REQUIREMENT:
Report how many lines below contain the word "name". Give only the number.

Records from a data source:

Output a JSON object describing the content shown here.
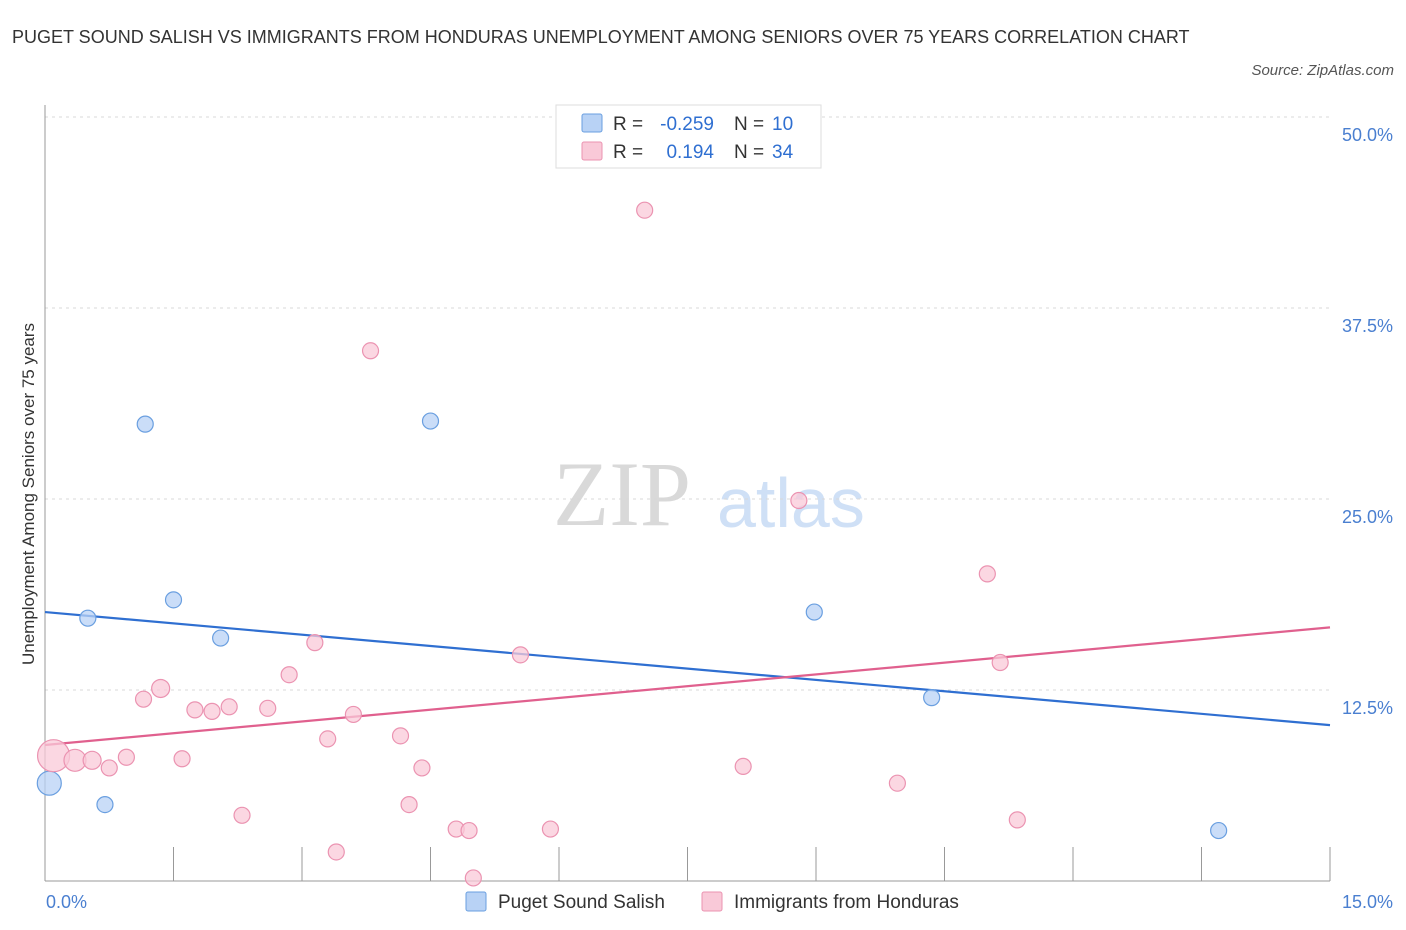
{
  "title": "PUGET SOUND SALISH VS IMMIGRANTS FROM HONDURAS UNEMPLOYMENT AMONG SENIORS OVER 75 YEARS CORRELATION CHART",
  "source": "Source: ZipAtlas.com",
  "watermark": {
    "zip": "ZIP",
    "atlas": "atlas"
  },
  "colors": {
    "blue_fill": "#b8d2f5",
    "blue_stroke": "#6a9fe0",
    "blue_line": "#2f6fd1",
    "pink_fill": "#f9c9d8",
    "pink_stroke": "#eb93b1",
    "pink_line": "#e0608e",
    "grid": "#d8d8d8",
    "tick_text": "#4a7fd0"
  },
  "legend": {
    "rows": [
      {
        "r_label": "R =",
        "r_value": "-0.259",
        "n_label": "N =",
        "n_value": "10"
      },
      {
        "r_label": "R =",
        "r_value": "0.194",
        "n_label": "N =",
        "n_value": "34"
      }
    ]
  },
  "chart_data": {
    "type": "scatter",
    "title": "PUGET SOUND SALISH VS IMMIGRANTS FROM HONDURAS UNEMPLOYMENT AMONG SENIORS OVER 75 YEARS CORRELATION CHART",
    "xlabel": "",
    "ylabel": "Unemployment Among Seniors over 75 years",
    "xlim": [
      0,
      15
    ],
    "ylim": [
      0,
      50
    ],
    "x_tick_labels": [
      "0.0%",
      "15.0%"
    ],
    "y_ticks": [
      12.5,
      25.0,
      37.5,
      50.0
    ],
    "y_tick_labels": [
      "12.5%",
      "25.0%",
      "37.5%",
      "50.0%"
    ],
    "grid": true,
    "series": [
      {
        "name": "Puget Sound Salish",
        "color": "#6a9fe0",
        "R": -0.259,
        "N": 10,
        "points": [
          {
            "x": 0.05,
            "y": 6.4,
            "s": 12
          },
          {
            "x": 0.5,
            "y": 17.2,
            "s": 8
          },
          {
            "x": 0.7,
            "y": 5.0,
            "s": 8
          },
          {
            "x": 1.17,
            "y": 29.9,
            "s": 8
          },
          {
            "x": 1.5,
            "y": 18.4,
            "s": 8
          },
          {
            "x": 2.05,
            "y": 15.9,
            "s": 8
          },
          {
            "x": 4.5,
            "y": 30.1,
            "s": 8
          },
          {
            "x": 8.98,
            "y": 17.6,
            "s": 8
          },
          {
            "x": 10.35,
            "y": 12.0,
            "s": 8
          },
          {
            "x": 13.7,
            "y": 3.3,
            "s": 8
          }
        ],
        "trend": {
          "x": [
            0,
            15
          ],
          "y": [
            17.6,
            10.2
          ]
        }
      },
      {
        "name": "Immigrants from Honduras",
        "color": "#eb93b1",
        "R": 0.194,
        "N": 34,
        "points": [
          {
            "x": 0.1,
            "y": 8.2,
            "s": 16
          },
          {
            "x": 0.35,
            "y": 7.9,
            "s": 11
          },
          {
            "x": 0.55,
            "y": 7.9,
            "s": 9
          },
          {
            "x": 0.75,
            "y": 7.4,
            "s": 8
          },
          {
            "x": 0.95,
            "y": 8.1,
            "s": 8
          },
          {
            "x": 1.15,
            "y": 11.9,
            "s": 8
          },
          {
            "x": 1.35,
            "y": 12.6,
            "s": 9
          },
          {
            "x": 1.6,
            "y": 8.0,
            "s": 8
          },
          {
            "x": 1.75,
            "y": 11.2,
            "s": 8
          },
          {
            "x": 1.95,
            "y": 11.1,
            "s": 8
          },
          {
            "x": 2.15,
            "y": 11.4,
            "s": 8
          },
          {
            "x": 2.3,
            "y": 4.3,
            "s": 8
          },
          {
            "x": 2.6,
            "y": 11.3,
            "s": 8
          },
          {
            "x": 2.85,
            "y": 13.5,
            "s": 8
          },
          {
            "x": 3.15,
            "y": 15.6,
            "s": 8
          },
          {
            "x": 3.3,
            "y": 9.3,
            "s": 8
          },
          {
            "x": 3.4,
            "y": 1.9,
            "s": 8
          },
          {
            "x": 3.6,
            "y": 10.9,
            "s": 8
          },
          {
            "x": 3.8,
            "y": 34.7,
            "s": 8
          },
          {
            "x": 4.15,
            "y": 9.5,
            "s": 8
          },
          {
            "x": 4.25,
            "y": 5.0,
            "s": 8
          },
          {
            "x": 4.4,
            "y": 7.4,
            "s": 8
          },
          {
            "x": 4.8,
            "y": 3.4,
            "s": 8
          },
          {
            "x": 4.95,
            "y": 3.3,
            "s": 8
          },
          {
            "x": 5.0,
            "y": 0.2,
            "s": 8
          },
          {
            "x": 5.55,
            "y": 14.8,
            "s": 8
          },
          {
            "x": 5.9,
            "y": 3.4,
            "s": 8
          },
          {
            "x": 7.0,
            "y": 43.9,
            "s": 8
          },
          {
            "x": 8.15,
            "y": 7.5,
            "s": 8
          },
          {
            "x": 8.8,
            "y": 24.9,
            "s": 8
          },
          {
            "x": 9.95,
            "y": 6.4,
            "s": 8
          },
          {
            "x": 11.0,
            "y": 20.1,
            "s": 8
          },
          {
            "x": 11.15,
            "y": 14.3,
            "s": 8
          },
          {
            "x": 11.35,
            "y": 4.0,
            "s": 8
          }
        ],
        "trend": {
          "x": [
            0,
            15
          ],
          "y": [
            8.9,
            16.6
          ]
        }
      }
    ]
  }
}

* * *

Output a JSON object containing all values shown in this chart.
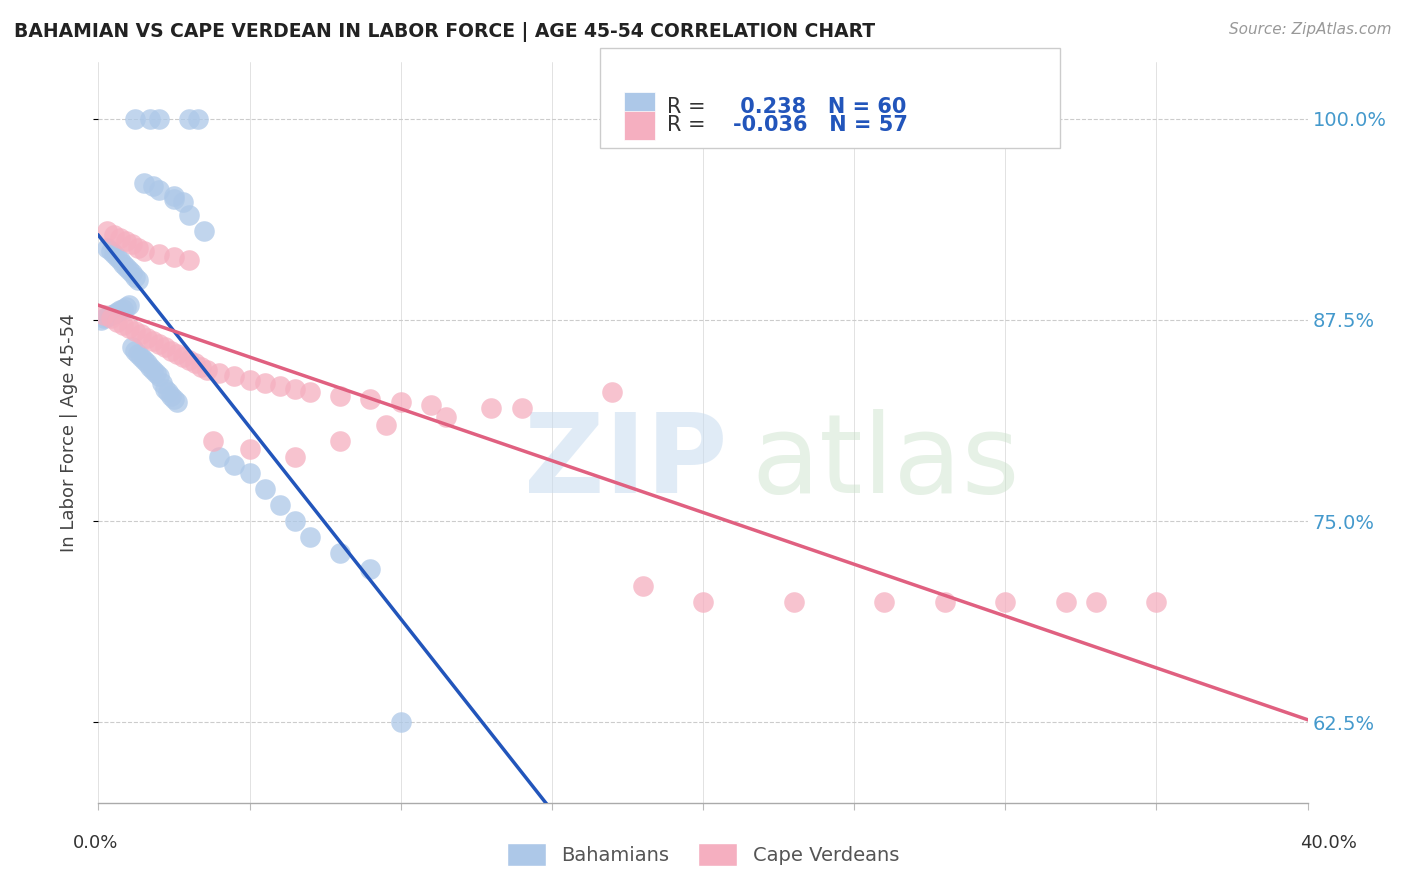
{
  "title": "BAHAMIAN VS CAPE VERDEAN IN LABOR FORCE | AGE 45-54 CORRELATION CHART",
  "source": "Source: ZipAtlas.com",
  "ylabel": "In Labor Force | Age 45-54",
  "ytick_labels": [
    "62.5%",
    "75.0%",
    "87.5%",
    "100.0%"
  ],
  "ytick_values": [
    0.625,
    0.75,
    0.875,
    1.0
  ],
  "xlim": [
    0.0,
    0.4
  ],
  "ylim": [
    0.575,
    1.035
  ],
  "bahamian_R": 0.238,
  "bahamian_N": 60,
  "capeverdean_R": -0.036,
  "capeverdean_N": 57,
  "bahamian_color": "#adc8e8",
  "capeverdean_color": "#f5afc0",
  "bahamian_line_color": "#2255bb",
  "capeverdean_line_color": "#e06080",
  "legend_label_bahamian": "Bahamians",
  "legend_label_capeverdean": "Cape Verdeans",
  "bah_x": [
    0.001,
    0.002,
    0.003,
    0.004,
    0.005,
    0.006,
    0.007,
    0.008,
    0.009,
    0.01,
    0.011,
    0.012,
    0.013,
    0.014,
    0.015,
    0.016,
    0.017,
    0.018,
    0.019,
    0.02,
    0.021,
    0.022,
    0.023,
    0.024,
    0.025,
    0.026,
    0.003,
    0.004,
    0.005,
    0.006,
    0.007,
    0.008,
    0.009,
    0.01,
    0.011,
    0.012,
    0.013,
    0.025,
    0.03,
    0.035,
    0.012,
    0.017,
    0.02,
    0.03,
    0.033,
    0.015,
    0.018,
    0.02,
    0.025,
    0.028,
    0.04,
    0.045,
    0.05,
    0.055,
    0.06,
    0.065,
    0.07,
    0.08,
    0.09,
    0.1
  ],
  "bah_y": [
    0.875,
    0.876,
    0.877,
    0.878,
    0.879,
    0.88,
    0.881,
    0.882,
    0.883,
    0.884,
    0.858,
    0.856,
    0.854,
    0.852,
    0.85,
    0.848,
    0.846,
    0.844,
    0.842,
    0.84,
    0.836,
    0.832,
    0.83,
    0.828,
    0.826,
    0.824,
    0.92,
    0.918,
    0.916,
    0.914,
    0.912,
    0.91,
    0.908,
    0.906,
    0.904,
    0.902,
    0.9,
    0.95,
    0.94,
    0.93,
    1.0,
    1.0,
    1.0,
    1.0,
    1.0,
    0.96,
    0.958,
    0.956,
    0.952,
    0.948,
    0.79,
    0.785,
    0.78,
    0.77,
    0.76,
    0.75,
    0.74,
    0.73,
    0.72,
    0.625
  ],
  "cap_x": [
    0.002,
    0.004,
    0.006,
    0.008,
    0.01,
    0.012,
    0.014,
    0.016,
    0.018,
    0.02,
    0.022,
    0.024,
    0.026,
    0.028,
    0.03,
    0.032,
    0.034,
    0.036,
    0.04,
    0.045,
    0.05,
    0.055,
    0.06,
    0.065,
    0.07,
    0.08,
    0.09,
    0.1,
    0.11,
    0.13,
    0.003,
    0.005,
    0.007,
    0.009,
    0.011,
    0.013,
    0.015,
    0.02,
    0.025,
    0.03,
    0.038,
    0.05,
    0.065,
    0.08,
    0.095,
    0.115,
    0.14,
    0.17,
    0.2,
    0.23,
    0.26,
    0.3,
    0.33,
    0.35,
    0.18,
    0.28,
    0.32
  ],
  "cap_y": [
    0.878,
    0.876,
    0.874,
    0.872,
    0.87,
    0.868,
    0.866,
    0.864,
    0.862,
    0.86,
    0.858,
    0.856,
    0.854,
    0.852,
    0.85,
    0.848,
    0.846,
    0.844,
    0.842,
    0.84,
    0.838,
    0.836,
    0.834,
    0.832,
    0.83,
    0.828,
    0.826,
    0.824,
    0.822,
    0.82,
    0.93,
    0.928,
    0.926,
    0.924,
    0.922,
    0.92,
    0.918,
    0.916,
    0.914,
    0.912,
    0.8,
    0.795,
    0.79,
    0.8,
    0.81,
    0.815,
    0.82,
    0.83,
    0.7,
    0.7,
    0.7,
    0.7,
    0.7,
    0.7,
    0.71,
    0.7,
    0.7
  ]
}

RESULT OF THE EXERCISE:
2